** START **

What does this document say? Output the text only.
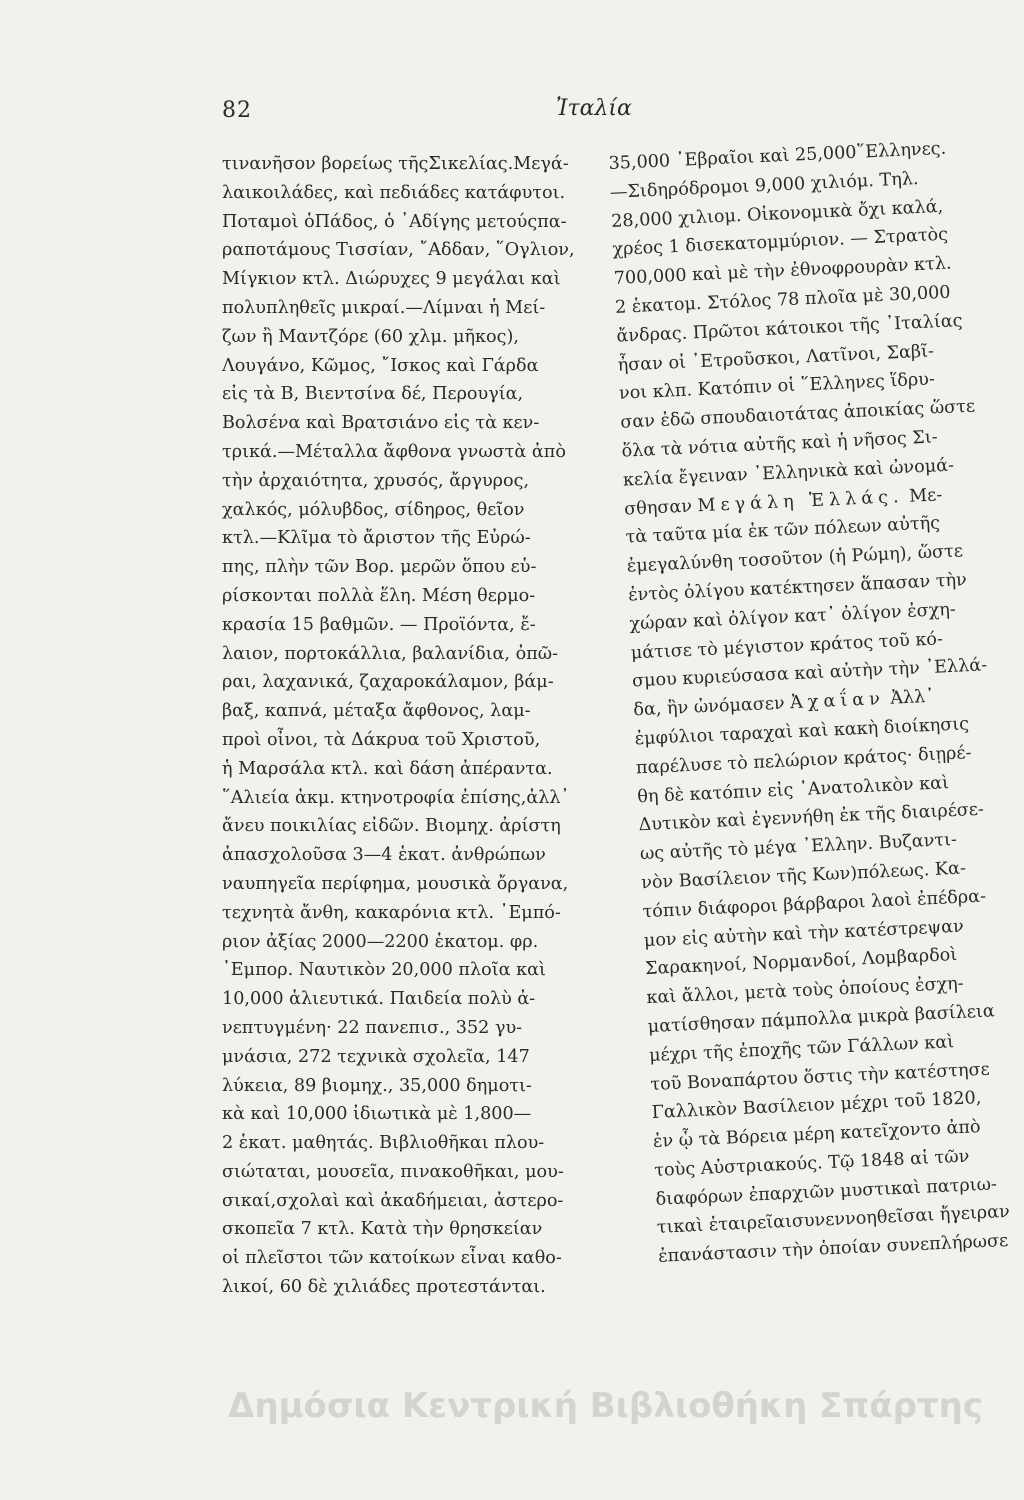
82	Ἰταλία
τινανῆσον βορείως τῆςΣικελίας.Μεγά-
λαικοιλάδες, καὶ πεδιάδες κατάφυτοι.
Ποταμοὶ ὁΠάδος, ὁ ᾽Αδίγης μετούςπα-
ραποτάμους Τισσίαν, ῎Αδδαν, ῞Ογλιον,
Μίγκιον κτλ. Διώρυχες 9 μεγάλαι καὶ
πολυπληθεῖς μικραί.—Λίμναι ἡ Μεί-
ζων ἢ Μαντζόρε (60 χλμ. μῆκος),
Λουγάνο, Κῶμος, ῎Ισκος καὶ Γάρδα
εἰς τὰ Β, Βιεντσίνα δέ, Περουγία,
Βολσένα καὶ Βρατσιάνο εἰς τὰ κεν-
τρικά.—Μέταλλα ἄφθονα γνωστὰ ἀπὸ
τὴν ἀρχαιότητα, χρυσός, ἄργυρος,
χαλκός, μόλυβδος, σίδηρος, θεῖον
κτλ.—Κλῖμα τὸ ἄριστον τῆς Εὐρώ-
πης, πλὴν τῶν Βορ. μερῶν ὅπου εὑ-
ρίσκονται πολλὰ ἕλη. Μέση θερμο-
κρασία 15 βαθμῶν. — Προϊόντα, ἔ-
λαιον, πορτοκάλλια, βαλανίδια, ὀπῶ-
ραι, λαχανικά, ζαχαροκάλαμον, βάμ-
βαξ, καπνά, μέταξα ἄφθονος, λαμ-
προὶ οἶνοι, τὰ Δάκρυα τοῦ Χριστοῦ,
ἡ Μαρσάλα κτλ. καὶ δάση ἀπέραντα.
῞Αλιεία ἀκμ. κτηνοτροφία ἐπίσης,ἀλλ᾽
ἄνευ ποικιλίας εἰδῶν. Βιομηχ. ἀρίστη
ἀπασχολοῦσα 3—4 ἑκατ. ἀνθρώπων
ναυπηγεῖα περίφημα, μουσικὰ ὄργανα,
τεχνητὰ ἄνθη, κακαρόνια κτλ. ᾽Εμπό-
ριον ἀξίας 2000—2200 ἑκατομ. φρ.
᾽Εμπορ. Ναυτικὸν 20,000 πλοῖα καὶ
10,000 ἁλιευτικά. Παιδεία πολὺ ἀ-
νεπτυγμένη· 22 πανεπισ., 352 γυ-
μνάσια, 272 τεχνικὰ σχολεῖα, 147
λύκεια, 89 βιομηχ., 35,000 δημοτι-
κὰ καὶ 10,000 ἰδιωτικὰ μὲ 1,800—
2 ἑκατ. μαθητάς. Βιβλιοθῆκαι πλου-
σιώταται, μουσεῖα, πινακοθῆκαι, μου-
σικαί,σχολαὶ καὶ ἀκαδήμειαι, ἀστερο-
σκοπεῖα 7 κτλ. Κατὰ τὴν θρησκείαν
οἱ πλεῖστοι τῶν κατοίκων εἶναι καθο-
λικοί, 60 δὲ χιλιάδες προτεστάνται.
35,000 ᾽Εβραῖοι καὶ 25,000῞Ελληνες.
—Σιδηρόδρομοι 9,000 χιλιόμ. Τηλ.
28,000 χιλιομ. Οἰκονομικὰ ὄχι καλά,
χρέος 1 δισεκατομμύριον. — Στρατὸς
700,000 καὶ μὲ τὴν ἐθνοφρουρὰν κτλ.
2 ἑκατομ. Στόλος 78 πλοῖα μὲ 30,000
ἄνδρας. Πρῶτοι κάτοικοι τῆς ᾽Ιταλίας
ἦσαν οἱ ᾽Ετροῦσκοι, Λατῖνοι, Σαβῖ-
νοι κλπ. Κατόπιν οἱ ῞Ελληνες ἵδρυ-
σαν ἐδῶ σπουδαιοτάτας ἀποικίας ὥστε
ὅλα τὰ νότια αὐτῆς καὶ ἡ νῆσος Σι-
κελία ἔγειναν ᾽Ελληνικὰ καὶ ὠνομά-
σθησαν Μεγάλη Ἑλλάς. Με-
τὰ ταῦτα μία ἐκ τῶν πόλεων αὐτῆς
ἐμεγαλύνθη τοσοῦτον (ἡ Ρώμη), ὥστε
ἐντὸς ὀλίγου κατέκτησεν ἅπασαν τὴν
χώραν καὶ ὀλίγον κατ᾽ ὀλίγον ἐσχη-
μάτισε τὸ μέγιστον κράτος τοῦ κό-
σμου κυριεύσασα καὶ αὐτὴν τὴν ᾽Ελλά-
δα, ἣν ὠνόμασεν Ἀχαΐαν Ἀλλ᾽
ἐμφύλιοι ταραχαὶ καὶ κακὴ διοίκησις
παρέλυσε τὸ πελώριον κράτος· διῃρέ-
θη δὲ κατόπιν εἰς ᾽Ανατολικὸν καὶ
Δυτικὸν καὶ ἐγεννήθη ἐκ τῆς διαιρέσε-
ως αὐτῆς τὸ μέγα ᾽Ελλην. Βυζαντι-
νὸν Βασίλειον τῆς Κων)πόλεως. Κα-
τόπιν διάφοροι βάρβαροι λαοὶ ἐπέδρα-
μον εἰς αὐτὴν καὶ τὴν κατέστρεψαν
Σαρακηνοί, Νορμανδοί, Λομβαρδοὶ
καὶ ἄλλοι, μετὰ τοὺς ὁποίους ἐσχη-
ματίσθησαν πάμπολλα μικρὰ βασίλεια
μέχρι τῆς ἐποχῆς τῶν Γάλλων καὶ
τοῦ Βοναπάρτου ὅστις τὴν κατέστησε
Γαλλικὸν Βασίλειον μέχρι τοῦ 1820,
ἐν ᾧ τὰ Βόρεια μέρη κατεῖχοντο ἀπὸ
τοὺς Αὐστριακούς. Τῷ 1848 αἱ τῶν
διαφόρων ἐπαρχιῶν μυστικαὶ πατριω-
τικαὶ ἑταιρεῖαισυνεννοηθεῖσαι ἤγειραν
ἐπανάστασιν τὴν ὁποίαν συνεπλήρωσε
Δημόσια Κεντρική Βιβλιοθήκη Σπάρτης
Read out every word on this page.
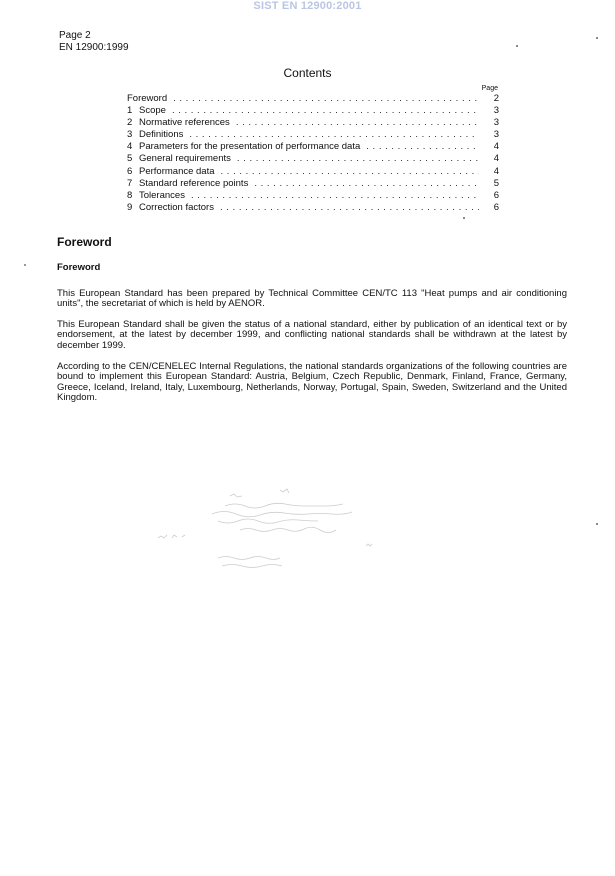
SIST EN 12900:2001
Page 2
EN 12900:1999
Contents
Page
Foreword . . .	2
1 Scope . . .	3
2 Normative references . . .	3
3 Definitions . . .	3
4 Parameters for the presentation of performance data . . .	4
5 General requirements . . .	4
6 Performance data . . .	4
7 Standard reference points . . .	5
8 Tolerances . . .	6
9 Correction factors . . .	6
Foreword
Foreword
This European Standard has been prepared by Technical Committee CEN/TC 113 "Heat pumps and air conditioning units", the secretariat of which is held by AENOR.
This European Standard shall be given the status of a national standard, either by publication of an identical text or by endorsement, at the latest by december 1999, and conflicting national standards shall be withdrawn at the latest by december 1999.
According to the CEN/CENELEC Internal Regulations, the national standards organizations of the following countries are bound to implement this European Standard: Austria, Belgium, Czech Republic, Denmark, Finland, France, Germany, Greece, Iceland, Ireland, Italy, Luxembourg, Netherlands, Norway, Portugal, Spain, Sweden, Switzerland and the United Kingdom.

** END **

Aim → Pictures appear in the records above. Output everything except them, exactly.

The completed task →
What does this document say? Output the text only.
82	Ἰταλία
τινανῆσον βορείως τῆςΣικελίας.Μεγά-
λαικοιλάδες, καὶ πεδιάδες κατάφυτοι.
Ποταμοὶ ὁΠάδος, ὁ ᾽Αδίγης μετούςπα-
ραποτάμους Τισσίαν, ῎Αδδαν, ῞Ογλιον,
Μίγκιον κτλ. Διώρυχες 9 μεγάλαι καὶ
πολυπληθεῖς μικραί.—Λίμναι ἡ Μεί-
ζων ἢ Μαντζόρε (60 χλμ. μῆκος),
Λουγάνο, Κῶμος, ῎Ισκος καὶ Γάρδα
εἰς τὰ Β, Βιεντσίνα δέ, Περουγία,
Βολσένα καὶ Βρατσιάνο εἰς τὰ κεν-
τρικά.—Μέταλλα ἄφθονα γνωστὰ ἀπὸ
τὴν ἀρχαιότητα, χρυσός, ἄργυρος,
χαλκός, μόλυβδος, σίδηρος, θεῖον
κτλ.—Κλῖμα τὸ ἄριστον τῆς Εὐρώ-
πης, πλὴν τῶν Βορ. μερῶν ὅπου εὑ-
ρίσκονται πολλὰ ἕλη. Μέση θερμο-
κρασία 15 βαθμῶν. — Προϊόντα, ἔ-
λαιον, πορτοκάλλια, βαλανίδια, ὀπῶ-
ραι, λαχανικά, ζαχαροκάλαμον, βάμ-
βαξ, καπνά, μέταξα ἄφθονος, λαμ-
προὶ οἶνοι, τὰ Δάκρυα τοῦ Χριστοῦ,
ἡ Μαρσάλα κτλ. καὶ δάση ἀπέραντα.
῞Αλιεία ἀκμ. κτηνοτροφία ἐπίσης,ἀλλ᾽
ἄνευ ποικιλίας εἰδῶν. Βιομηχ. ἀρίστη
ἀπασχολοῦσα 3—4 ἑκατ. ἀνθρώπων
ναυπηγεῖα περίφημα, μουσικὰ ὄργανα,
τεχνητὰ ἄνθη, κακαρόνια κτλ. ᾽Εμπό-
ριον ἀξίας 2000—2200 ἑκατομ. φρ.
᾽Εμπορ. Ναυτικὸν 20,000 πλοῖα καὶ
10,000 ἁλιευτικά. Παιδεία πολὺ ἀ-
νεπτυγμένη· 22 πανεπισ., 352 γυ-
μνάσια, 272 τεχνικὰ σχολεῖα, 147
λύκεια, 89 βιομηχ., 35,000 δημοτι-
κὰ καὶ 10,000 ἰδιωτικὰ μὲ 1,800—
2 ἑκατ. μαθητάς. Βιβλιοθῆκαι πλου-
σιώταται, μουσεῖα, πινακοθῆκαι, μου-
σικαί,σχολαὶ καὶ ἀκαδήμειαι, ἀστερο-
σκοπεῖα 7 κτλ. Κατὰ τὴν θρησκείαν
οἱ πλεῖστοι τῶν κατοίκων εἶναι καθο-
λικοί, 60 δὲ χιλιάδες προτεστάνται.
35,000 ᾽Εβραῖοι καὶ 25,000῞Ελληνες.
—Σιδηρόδρομοι 9,000 χιλιόμ. Τηλ.
28,000 χιλιομ. Οἰκονομικὰ ὄχι καλά,
χρέος 1 δισεκατομμύριον. — Στρατὸς
700,000 καὶ μὲ τὴν ἐθνοφρουρὰν κτλ.
2 ἑκατομ. Στόλος 78 πλοῖα μὲ 30,000
ἄνδρας. Πρῶτοι κάτοικοι τῆς ᾽Ιταλίας
ἦσαν οἱ ᾽Ετροῦσκοι, Λατῖνοι, Σαβῖ-
νοι κλπ. Κατόπιν οἱ ῞Ελληνες ἵδρυ-
σαν ἐδῶ σπουδαιοτάτας ἀποικίας ὥστε
ὅλα τὰ νότια αὐτῆς καὶ ἡ νῆσος Σι-
κελία ἔγειναν ᾽Ελληνικὰ καὶ ὠνομά-
σθησαν Μεγάλη Ἑλλάς. Με-
τὰ ταῦτα μία ἐκ τῶν πόλεων αὐτῆς
ἐμεγαλύνθη τοσοῦτον (ἡ Ρώμη), ὥστε
ἐντὸς ὀλίγου κατέκτησεν ἅπασαν τὴν
χώραν καὶ ὀλίγον κατ᾽ ὀλίγον ἐσχη-
μάτισε τὸ μέγιστον κράτος τοῦ κό-
σμου κυριεύσασα καὶ αὐτὴν τὴν ᾽Ελλά-
δα, ἣν ὠνόμασεν Ἀχαΐαν Ἀλλ᾽
ἐμφύλιοι ταραχαὶ καὶ κακὴ διοίκησις
παρέλυσε τὸ πελώριον κράτος· διῃρέ-
θη δὲ κατόπιν εἰς ᾽Ανατολικὸν καὶ
Δυτικὸν καὶ ἐγεννήθη ἐκ τῆς διαιρέσε-
ως αὐτῆς τὸ μέγα ᾽Ελλην. Βυζαντι-
νὸν Βασίλειον τῆς Κων)πόλεως. Κα-
τόπιν διάφοροι βάρβαροι λαοὶ ἐπέδρα-
μον εἰς αὐτὴν καὶ τὴν κατέστρεψαν
Σαρακηνοί, Νορμανδοί, Λομβαρδοὶ
καὶ ἄλλοι, μετὰ τοὺς ὁποίους ἐσχη-
ματίσθησαν πάμπολλα μικρὰ βασίλεια
μέχρι τῆς ἐποχῆς τῶν Γάλλων καὶ
τοῦ Βοναπάρτου ὅστις τὴν κατέστησε
Γαλλικὸν Βασίλειον μέχρι τοῦ 1820,
ἐν ᾧ τὰ Βόρεια μέρη κατεῖχοντο ἀπὸ
τοὺς Αὐστριακούς. Τῷ 1848 αἱ τῶν
διαφόρων ἐπαρχιῶν μυστικαὶ πατριω-
τικαὶ ἑταιρεῖαισυνεννοηθεῖσαι ἤγειραν
ἐπανάστασιν τὴν ὁποίαν συνεπλήρωσε
Δημόσια Κεντρική Βιβλιοθήκη Σπάρτης
Read out every word on this page.
SIST EN 12900:2001
Page 2
EN 12900:1999
Contents
Page
Foreword . . .	2
1 Scope . . .	3
2 Normative references . . .	3
3 Definitions . . .	3
4 Parameters for the presentation of performance data . . .	4
5 General requirements . . .	4
6 Performance data . . .	4
7 Standard reference points . . .	5
8 Tolerances . . .	6
9 Correction factors . . .	6
Foreword
Foreword
This European Standard has been prepared by Technical Committee CEN/TC 113 "Heat pumps and air conditioning units", the secretariat of which is held by AENOR.
This European Standard shall be given the status of a national standard, either by publication of an identical text or by endorsement, at the latest by december 1999, and conflicting national standards shall be withdrawn at the latest by december 1999.
According to the CEN/CENELEC Internal Regulations, the national standards organizations of the following countries are bound to implement this European Standard: Austria, Belgium, Czech Republic, Denmark, Finland, France, Germany, Greece, Iceland, Ireland, Italy, Luxembourg, Netherlands, Norway, Portugal, Spain, Sweden, Switzerland and the United Kingdom.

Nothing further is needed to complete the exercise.